Records excerpted from a collection:
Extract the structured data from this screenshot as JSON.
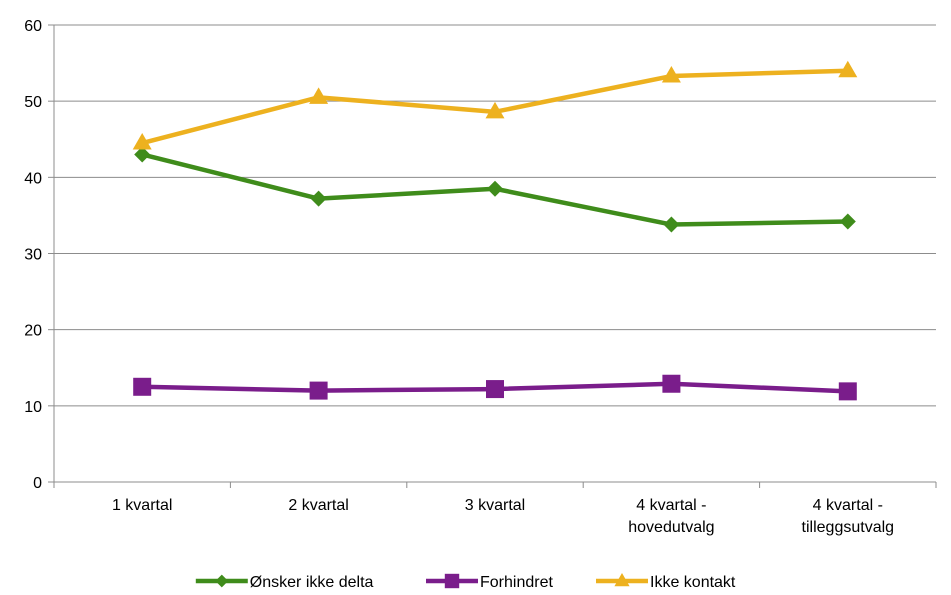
{
  "chart_data": {
    "type": "line",
    "title": "",
    "xlabel": "",
    "ylabel": "",
    "categories": [
      [
        "1 kvartal"
      ],
      [
        "2 kvartal"
      ],
      [
        "3 kvartal"
      ],
      [
        "4 kvartal -",
        "hovedutvalg"
      ],
      [
        "4 kvartal -",
        "tilleggsutvalg"
      ]
    ],
    "ylim": [
      0,
      60
    ],
    "yticks": [
      0,
      10,
      20,
      30,
      40,
      50,
      60
    ],
    "grid": true,
    "legend_position": "bottom",
    "series": [
      {
        "name": "Ønsker ikke delta",
        "marker": "diamond",
        "color": "#3F8C1B",
        "values": [
          43.0,
          37.2,
          38.5,
          33.8,
          34.2
        ]
      },
      {
        "name": "Forhindret",
        "marker": "square",
        "color": "#7A1D8B",
        "values": [
          12.5,
          12.0,
          12.2,
          12.9,
          11.9
        ]
      },
      {
        "name": "Ikke kontakt",
        "marker": "triangle",
        "color": "#EDB11F",
        "values": [
          44.5,
          50.5,
          48.6,
          53.3,
          54.0
        ]
      }
    ]
  }
}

WRITTEN REQUEST
Repeat the records above exactly, leaving out the pictures.

FINISHED EXERCISE
Extract the structured data from this screenshot as JSON.
{
  "chart_data": {
    "type": "line",
    "title": "",
    "xlabel": "",
    "ylabel": "",
    "categories": [
      [
        "1 kvartal"
      ],
      [
        "2 kvartal"
      ],
      [
        "3 kvartal"
      ],
      [
        "4 kvartal -",
        "hovedutvalg"
      ],
      [
        "4 kvartal -",
        "tilleggsutvalg"
      ]
    ],
    "ylim": [
      0,
      60
    ],
    "yticks": [
      0,
      10,
      20,
      30,
      40,
      50,
      60
    ],
    "grid": true,
    "legend_position": "bottom",
    "series": [
      {
        "name": "Ønsker ikke delta",
        "marker": "diamond",
        "color": "#3F8C1B",
        "values": [
          43.0,
          37.2,
          38.5,
          33.8,
          34.2
        ]
      },
      {
        "name": "Forhindret",
        "marker": "square",
        "color": "#7A1D8B",
        "values": [
          12.5,
          12.0,
          12.2,
          12.9,
          11.9
        ]
      },
      {
        "name": "Ikke kontakt",
        "marker": "triangle",
        "color": "#EDB11F",
        "values": [
          44.5,
          50.5,
          48.6,
          53.3,
          54.0
        ]
      }
    ]
  }
}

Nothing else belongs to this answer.